_WRITTEN TASK_:
The records below must be retyped exactly.
# start of GIVEN DATA
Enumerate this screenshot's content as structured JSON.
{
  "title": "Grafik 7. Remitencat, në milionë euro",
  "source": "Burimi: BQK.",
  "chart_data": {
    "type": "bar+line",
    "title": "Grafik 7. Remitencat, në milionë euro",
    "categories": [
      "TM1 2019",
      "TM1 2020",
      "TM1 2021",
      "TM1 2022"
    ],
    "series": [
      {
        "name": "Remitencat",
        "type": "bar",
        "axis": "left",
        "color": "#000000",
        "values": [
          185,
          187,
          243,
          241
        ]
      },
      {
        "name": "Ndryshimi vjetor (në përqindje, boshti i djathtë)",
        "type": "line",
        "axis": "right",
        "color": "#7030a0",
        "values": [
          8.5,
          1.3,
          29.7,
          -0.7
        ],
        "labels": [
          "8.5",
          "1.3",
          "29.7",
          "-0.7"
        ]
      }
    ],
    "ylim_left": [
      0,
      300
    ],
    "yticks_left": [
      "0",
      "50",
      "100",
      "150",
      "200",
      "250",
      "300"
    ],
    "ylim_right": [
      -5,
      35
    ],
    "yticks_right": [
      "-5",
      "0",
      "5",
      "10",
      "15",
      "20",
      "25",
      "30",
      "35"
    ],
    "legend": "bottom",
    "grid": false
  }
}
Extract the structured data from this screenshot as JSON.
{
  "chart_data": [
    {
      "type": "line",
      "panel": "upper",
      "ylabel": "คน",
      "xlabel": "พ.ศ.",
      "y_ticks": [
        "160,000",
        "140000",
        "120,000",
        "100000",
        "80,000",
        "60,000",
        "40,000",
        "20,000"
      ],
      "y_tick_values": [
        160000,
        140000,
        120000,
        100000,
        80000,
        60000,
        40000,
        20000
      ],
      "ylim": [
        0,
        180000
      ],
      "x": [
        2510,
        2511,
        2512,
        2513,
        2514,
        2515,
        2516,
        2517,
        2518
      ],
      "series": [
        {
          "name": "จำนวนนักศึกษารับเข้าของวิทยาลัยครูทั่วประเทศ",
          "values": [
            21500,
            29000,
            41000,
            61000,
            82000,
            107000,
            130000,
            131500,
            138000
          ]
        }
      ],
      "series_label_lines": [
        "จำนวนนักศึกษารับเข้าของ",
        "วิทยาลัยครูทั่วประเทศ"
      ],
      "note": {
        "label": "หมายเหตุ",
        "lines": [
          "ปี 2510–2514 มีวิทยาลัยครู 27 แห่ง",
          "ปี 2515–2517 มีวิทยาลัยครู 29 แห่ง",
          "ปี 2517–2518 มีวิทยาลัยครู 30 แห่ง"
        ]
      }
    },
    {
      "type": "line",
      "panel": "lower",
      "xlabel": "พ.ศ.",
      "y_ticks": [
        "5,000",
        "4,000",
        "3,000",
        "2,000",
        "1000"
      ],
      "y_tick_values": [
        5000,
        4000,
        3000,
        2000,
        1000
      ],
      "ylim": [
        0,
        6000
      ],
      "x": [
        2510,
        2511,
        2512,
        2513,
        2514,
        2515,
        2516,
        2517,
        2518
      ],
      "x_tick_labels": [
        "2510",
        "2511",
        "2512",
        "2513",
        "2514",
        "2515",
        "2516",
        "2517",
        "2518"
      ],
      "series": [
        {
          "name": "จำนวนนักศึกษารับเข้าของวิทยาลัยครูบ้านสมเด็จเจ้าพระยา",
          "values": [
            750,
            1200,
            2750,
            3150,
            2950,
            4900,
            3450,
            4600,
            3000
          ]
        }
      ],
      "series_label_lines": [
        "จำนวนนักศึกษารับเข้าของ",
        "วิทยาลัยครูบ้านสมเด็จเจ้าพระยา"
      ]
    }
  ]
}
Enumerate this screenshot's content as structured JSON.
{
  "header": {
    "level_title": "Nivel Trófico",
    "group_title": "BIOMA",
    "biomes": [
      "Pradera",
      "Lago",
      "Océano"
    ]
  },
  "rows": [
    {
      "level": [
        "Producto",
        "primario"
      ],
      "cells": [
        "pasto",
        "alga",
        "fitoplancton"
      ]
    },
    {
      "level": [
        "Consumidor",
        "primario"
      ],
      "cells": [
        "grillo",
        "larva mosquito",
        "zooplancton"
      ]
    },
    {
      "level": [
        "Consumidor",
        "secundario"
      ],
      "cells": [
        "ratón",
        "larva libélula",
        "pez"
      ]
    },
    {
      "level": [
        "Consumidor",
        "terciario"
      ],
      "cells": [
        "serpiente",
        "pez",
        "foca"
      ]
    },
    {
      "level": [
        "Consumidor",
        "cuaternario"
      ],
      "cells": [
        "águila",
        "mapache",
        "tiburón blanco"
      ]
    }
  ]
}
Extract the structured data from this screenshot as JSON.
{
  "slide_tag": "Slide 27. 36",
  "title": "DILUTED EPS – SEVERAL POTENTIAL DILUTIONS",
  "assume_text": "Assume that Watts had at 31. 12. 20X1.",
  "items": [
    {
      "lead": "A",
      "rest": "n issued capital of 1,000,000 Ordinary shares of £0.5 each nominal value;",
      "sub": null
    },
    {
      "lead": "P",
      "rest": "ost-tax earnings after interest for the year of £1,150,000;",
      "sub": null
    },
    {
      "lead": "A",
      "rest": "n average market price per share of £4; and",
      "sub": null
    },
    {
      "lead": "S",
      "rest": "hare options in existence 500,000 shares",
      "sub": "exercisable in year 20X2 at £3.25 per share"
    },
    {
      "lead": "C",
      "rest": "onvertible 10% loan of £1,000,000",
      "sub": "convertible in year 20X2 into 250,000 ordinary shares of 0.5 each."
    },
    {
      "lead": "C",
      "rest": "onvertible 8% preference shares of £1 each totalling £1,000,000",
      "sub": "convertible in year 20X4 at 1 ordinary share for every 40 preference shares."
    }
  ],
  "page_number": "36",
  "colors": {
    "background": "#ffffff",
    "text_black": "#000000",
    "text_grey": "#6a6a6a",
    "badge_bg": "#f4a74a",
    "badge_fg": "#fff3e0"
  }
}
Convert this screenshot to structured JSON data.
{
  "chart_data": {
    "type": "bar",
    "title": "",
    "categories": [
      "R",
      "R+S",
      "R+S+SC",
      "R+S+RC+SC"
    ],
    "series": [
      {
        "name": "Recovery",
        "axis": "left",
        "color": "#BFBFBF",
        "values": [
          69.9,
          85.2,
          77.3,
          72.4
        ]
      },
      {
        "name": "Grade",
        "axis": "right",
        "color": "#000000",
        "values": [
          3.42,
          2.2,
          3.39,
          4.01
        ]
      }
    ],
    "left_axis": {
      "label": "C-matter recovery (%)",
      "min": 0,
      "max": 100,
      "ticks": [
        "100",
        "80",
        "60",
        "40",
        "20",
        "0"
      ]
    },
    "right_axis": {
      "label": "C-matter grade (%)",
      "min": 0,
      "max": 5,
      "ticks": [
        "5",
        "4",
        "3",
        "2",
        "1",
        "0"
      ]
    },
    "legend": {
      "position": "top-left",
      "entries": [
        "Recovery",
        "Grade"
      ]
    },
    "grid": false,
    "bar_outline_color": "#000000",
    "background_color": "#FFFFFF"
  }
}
# end of GIVEN DATA
_EXERCISE SOLUTION_:
Enumerate this screenshot's content as structured JSON.
{
  "title": "Grafik 7. Remitencat, në milionë euro",
  "source": "Burimi: BQK.",
  "chart_data": {
    "type": "bar+line",
    "title": "Grafik 7. Remitencat, në milionë euro",
    "categories": [
      "TM1 2019",
      "TM1 2020",
      "TM1 2021",
      "TM1 2022"
    ],
    "series": [
      {
        "name": "Remitencat",
        "type": "bar",
        "axis": "left",
        "color": "#000000",
        "values": [
          185,
          187,
          243,
          241
        ]
      },
      {
        "name": "Ndryshimi vjetor (në përqindje, boshti i djathtë)",
        "type": "line",
        "axis": "right",
        "color": "#7030a0",
        "values": [
          8.5,
          1.3,
          29.7,
          -0.7
        ],
        "labels": [
          "8.5",
          "1.3",
          "29.7",
          "-0.7"
        ]
      }
    ],
    "ylim_left": [
      0,
      300
    ],
    "yticks_left": [
      "0",
      "50",
      "100",
      "150",
      "200",
      "250",
      "300"
    ],
    "ylim_right": [
      -5,
      35
    ],
    "yticks_right": [
      "-5",
      "0",
      "5",
      "10",
      "15",
      "20",
      "25",
      "30",
      "35"
    ],
    "legend": "bottom",
    "grid": false
  }
}
Extract the structured data from this screenshot as JSON.
{
  "chart_data": [
    {
      "type": "line",
      "panel": "upper",
      "ylabel": "คน",
      "xlabel": "พ.ศ.",
      "y_ticks": [
        "160,000",
        "140000",
        "120,000",
        "100000",
        "80,000",
        "60,000",
        "40,000",
        "20,000"
      ],
      "y_tick_values": [
        160000,
        140000,
        120000,
        100000,
        80000,
        60000,
        40000,
        20000
      ],
      "ylim": [
        0,
        180000
      ],
      "x": [
        2510,
        2511,
        2512,
        2513,
        2514,
        2515,
        2516,
        2517,
        2518
      ],
      "series": [
        {
          "name": "จำนวนนักศึกษารับเข้าของวิทยาลัยครูทั่วประเทศ",
          "values": [
            21500,
            29000,
            41000,
            61000,
            82000,
            107000,
            130000,
            131500,
            138000
          ]
        }
      ],
      "series_label_lines": [
        "จำนวนนักศึกษารับเข้าของ",
        "วิทยาลัยครูทั่วประเทศ"
      ],
      "note": {
        "label": "หมายเหตุ",
        "lines": [
          "ปี 2510–2514 มีวิทยาลัยครู 27 แห่ง",
          "ปี 2515–2517 มีวิทยาลัยครู 29 แห่ง",
          "ปี 2517–2518 มีวิทยาลัยครู 30 แห่ง"
        ]
      }
    },
    {
      "type": "line",
      "panel": "lower",
      "xlabel": "พ.ศ.",
      "y_ticks": [
        "5,000",
        "4,000",
        "3,000",
        "2,000",
        "1000"
      ],
      "y_tick_values": [
        5000,
        4000,
        3000,
        2000,
        1000
      ],
      "ylim": [
        0,
        6000
      ],
      "x": [
        2510,
        2511,
        2512,
        2513,
        2514,
        2515,
        2516,
        2517,
        2518
      ],
      "x_tick_labels": [
        "2510",
        "2511",
        "2512",
        "2513",
        "2514",
        "2515",
        "2516",
        "2517",
        "2518"
      ],
      "series": [
        {
          "name": "จำนวนนักศึกษารับเข้าของวิทยาลัยครูบ้านสมเด็จเจ้าพระยา",
          "values": [
            750,
            1200,
            2750,
            3150,
            2950,
            4900,
            3450,
            4600,
            3000
          ]
        }
      ],
      "series_label_lines": [
        "จำนวนนักศึกษารับเข้าของ",
        "วิทยาลัยครูบ้านสมเด็จเจ้าพระยา"
      ]
    }
  ]
}
Enumerate this screenshot's content as structured JSON.
{
  "header": {
    "level_title": "Nivel Trófico",
    "group_title": "BIOMA",
    "biomes": [
      "Pradera",
      "Lago",
      "Océano"
    ]
  },
  "rows": [
    {
      "level": [
        "Producto",
        "primario"
      ],
      "cells": [
        "pasto",
        "alga",
        "fitoplancton"
      ]
    },
    {
      "level": [
        "Consumidor",
        "primario"
      ],
      "cells": [
        "grillo",
        "larva mosquito",
        "zooplancton"
      ]
    },
    {
      "level": [
        "Consumidor",
        "secundario"
      ],
      "cells": [
        "ratón",
        "larva libélula",
        "pez"
      ]
    },
    {
      "level": [
        "Consumidor",
        "terciario"
      ],
      "cells": [
        "serpiente",
        "pez",
        "foca"
      ]
    },
    {
      "level": [
        "Consumidor",
        "cuaternario"
      ],
      "cells": [
        "águila",
        "mapache",
        "tiburón blanco"
      ]
    }
  ]
}
Extract the structured data from this screenshot as JSON.
{
  "slide_tag": "Slide 27. 36",
  "title": "DILUTED EPS – SEVERAL POTENTIAL DILUTIONS",
  "assume_text": "Assume that Watts had at 31. 12. 20X1.",
  "items": [
    {
      "lead": "A",
      "rest": "n issued capital of 1,000,000 Ordinary shares of £0.5 each nominal value;",
      "sub": null
    },
    {
      "lead": "P",
      "rest": "ost-tax earnings after interest for the year of £1,150,000;",
      "sub": null
    },
    {
      "lead": "A",
      "rest": "n average market price per share of £4; and",
      "sub": null
    },
    {
      "lead": "S",
      "rest": "hare options in existence 500,000 shares",
      "sub": "exercisable in year 20X2 at £3.25 per share"
    },
    {
      "lead": "C",
      "rest": "onvertible 10% loan of £1,000,000",
      "sub": "convertible in year 20X2 into 250,000 ordinary shares of 0.5 each."
    },
    {
      "lead": "C",
      "rest": "onvertible 8% preference shares of £1 each totalling £1,000,000",
      "sub": "convertible in year 20X4 at 1 ordinary share for every 40 preference shares."
    }
  ],
  "page_number": "36",
  "colors": {
    "background": "#ffffff",
    "text_black": "#000000",
    "text_grey": "#6a6a6a",
    "badge_bg": "#f4a74a",
    "badge_fg": "#fff3e0"
  }
}
Convert this screenshot to structured JSON data.
{
  "chart_data": {
    "type": "bar",
    "title": "",
    "categories": [
      "R",
      "R+S",
      "R+S+SC",
      "R+S+RC+SC"
    ],
    "series": [
      {
        "name": "Recovery",
        "axis": "left",
        "color": "#BFBFBF",
        "values": [
          69.9,
          85.2,
          77.3,
          72.4
        ]
      },
      {
        "name": "Grade",
        "axis": "right",
        "color": "#000000",
        "values": [
          3.42,
          2.2,
          3.39,
          4.01
        ]
      }
    ],
    "left_axis": {
      "label": "C-matter recovery (%)",
      "min": 0,
      "max": 100,
      "ticks": [
        "100",
        "80",
        "60",
        "40",
        "20",
        "0"
      ]
    },
    "right_axis": {
      "label": "C-matter grade (%)",
      "min": 0,
      "max": 5,
      "ticks": [
        "5",
        "4",
        "3",
        "2",
        "1",
        "0"
      ]
    },
    "legend": {
      "position": "top-left",
      "entries": [
        "Recovery",
        "Grade"
      ]
    },
    "grid": false,
    "bar_outline_color": "#000000",
    "background_color": "#FFFFFF"
  }
}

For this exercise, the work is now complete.